(EXTRACTED RECORDS)
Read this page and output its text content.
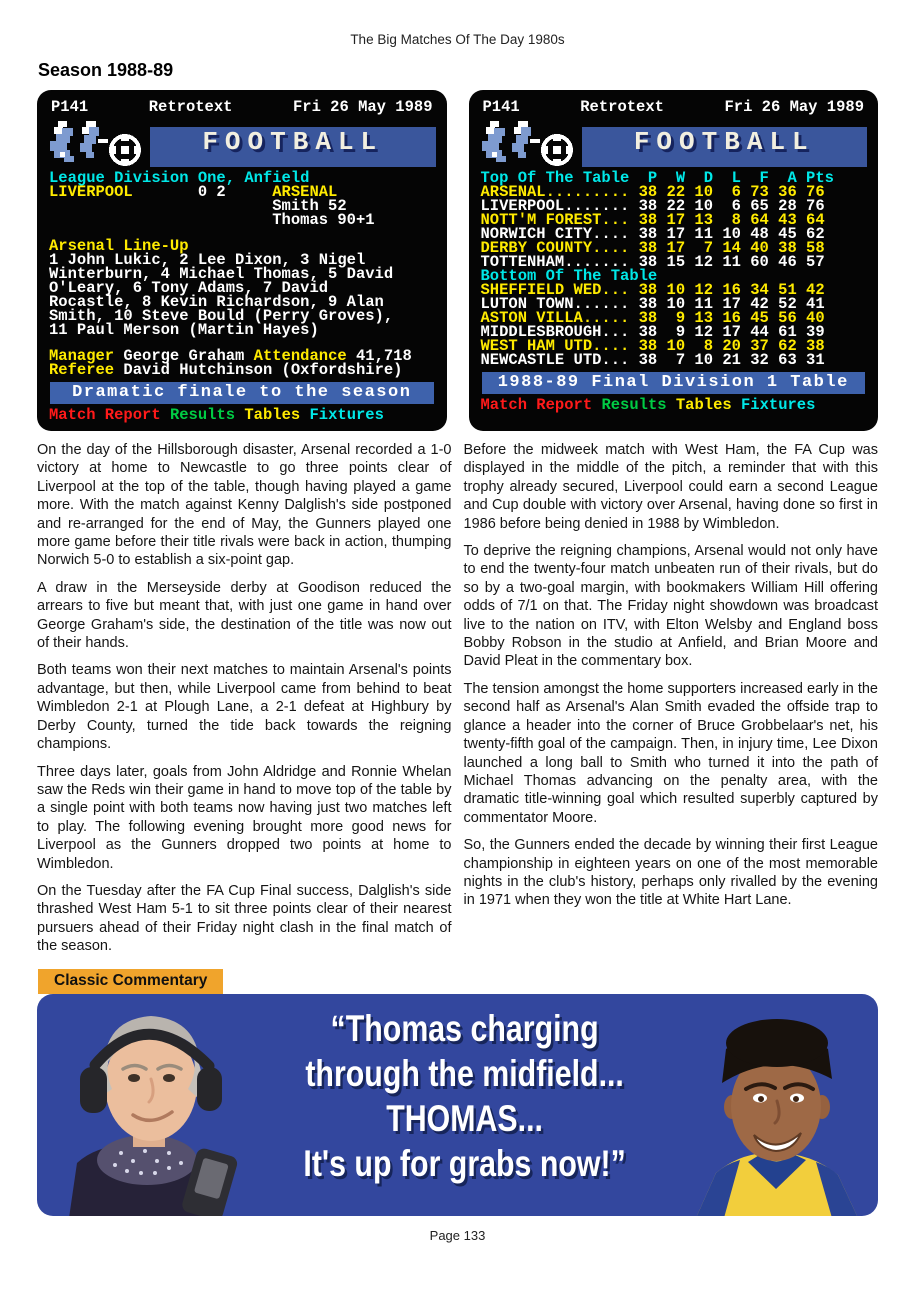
The Big Matches Of The Day 1980s
Season 1988-89
P141	Retrotext	Fri 26 May 1989
FOOTBALL
League Division One, Anfield
LIVERPOOL       0 2     ARSENAL
Smith 52
Thomas 90+1
Arsenal Line-Up
1 John Lukic, 2 Lee Dixon, 3 Nigel
Winterburn, 4 Michael Thomas, 5 David
O'Leary, 6 Tony Adams, 7 David
Rocastle, 8 Kevin Richardson, 9 Alan
Smith, 10 Steve Bould (Perry Groves),
11 Paul Merson (Martin Hayes)
Manager George Graham Attendance 41,718
Referee David Hutchinson (Oxfordshire)
Dramatic finale to the season
Match Report Results Tables Fixtures
P141	Retrotext	Fri 26 May 1989
FOOTBALL
Top Of The Table  P  W  D  L  F  A Pts
ARSENAL......... 38 22 10  6 73 36 76
LIVERPOOL....... 38 22 10  6 65 28 76
NOTT'M FOREST... 38 17 13  8 64 43 64
NORWICH CITY.... 38 17 11 10 48 45 62
DERBY COUNTY.... 38 17  7 14 40 38 58
TOTTENHAM....... 38 15 12 11 60 46 57
Bottom Of The Table
SHEFFIELD WED... 38 10 12 16 34 51 42
LUTON TOWN...... 38 10 11 17 42 52 41
ASTON VILLA..... 38  9 13 16 45 56 40
MIDDLESBROUGH... 38  9 12 17 44 61 39
WEST HAM UTD.... 38 10  8 20 37 62 38
NEWCASTLE UTD... 38  7 10 21 32 63 31
1988-89 Final Division 1 Table
Match Report Results Tables Fixtures

On the day of the Hillsborough disaster, Arsenal recorded a 1-0 victory at home to Newcastle to go three points clear of Liverpool at the top of the table, though having played a game more. With the match against Kenny Dalglish's side postponed and re-arranged for the end of May, the Gunners played one more game before their title rivals were back in action, thumping Norwich 5-0 to establish a six-point gap.

A draw in the Merseyside derby at Goodison reduced the arrears to five but meant that, with just one game in hand over George Graham's side, the destination of the title was now out of their hands.

Both teams won their next matches to maintain Arsenal's points advantage, but then, while Liverpool came from behind to beat Wimbledon 2-1 at Plough Lane, a 2-1 defeat at Highbury by Derby County, turned the tide back towards the reigning champions.

Three days later, goals from John Aldridge and Ronnie Whelan saw the Reds win their game in hand to move top of the table by a single point with both teams now having just two matches left to play. The following evening brought more good news for Liverpool as the Gunners dropped two points at home to Wimbledon.

On the Tuesday after the FA Cup Final success, Dalglish's side thrashed West Ham 5-1 to sit three points clear of their nearest pursuers ahead of their Friday night clash in the final match of the season.

Before the midweek match with West Ham, the FA Cup was displayed in the middle of the pitch, a reminder that with this trophy already secured, Liverpool could earn a second League and Cup double with victory over Arsenal, having done so first in 1986 before being denied in 1988 by Wimbledon.

To deprive the reigning champions, Arsenal would not only have to end the twenty-four match unbeaten run of their rivals, but do so by a two-goal margin, with bookmakers William Hill offering odds of 7/1 on that. The Friday night showdown was broadcast live to the nation on ITV, with Elton Welsby and England boss Bobby Robson in the studio at Anfield, and Brian Moore and David Pleat in the commentary box.

The tension amongst the home supporters increased early in the second half as Arsenal's Alan Smith evaded the offside trap to glance a header into the corner of Bruce Grobbelaar's net, his twenty-fifth goal of the campaign. Then, in injury time, Lee Dixon launched a long ball to Smith who turned it into the path of Michael Thomas advancing on the penalty area, with the dramatic title-winning goal which resulted superbly captured by commentator Moore.

So, the Gunners ended the decade by winning their first League championship in eighteen years on one of the most memorable nights in the club's history, perhaps only rivalled by the evening in 1971 when they won the title at White Hart Lane.

Classic Commentary
“Thomas charging
through the midfield...
THOMAS...
It's up for grabs now!”
Page 133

(TO DO)
Extract, from the material above, each line holding the word "teams".

(REPLY)
Both teams won their next matches to maintain Arsenal's points advantage, but then, while Liverpool came from behind to beat Wimbledon 2-1 at Plough Lane, a 2-1 defeat at Highbury by Derby County, turned the tide back towards the reigning champions.
Three days later, goals from John Aldridge and Ronnie Whelan saw the Reds win their game in hand to move top of the table by a single point with both teams now having just two matches left to play. The following evening brought more good news for Liverpool as the Gunners dropped two points at home to Wimbledon.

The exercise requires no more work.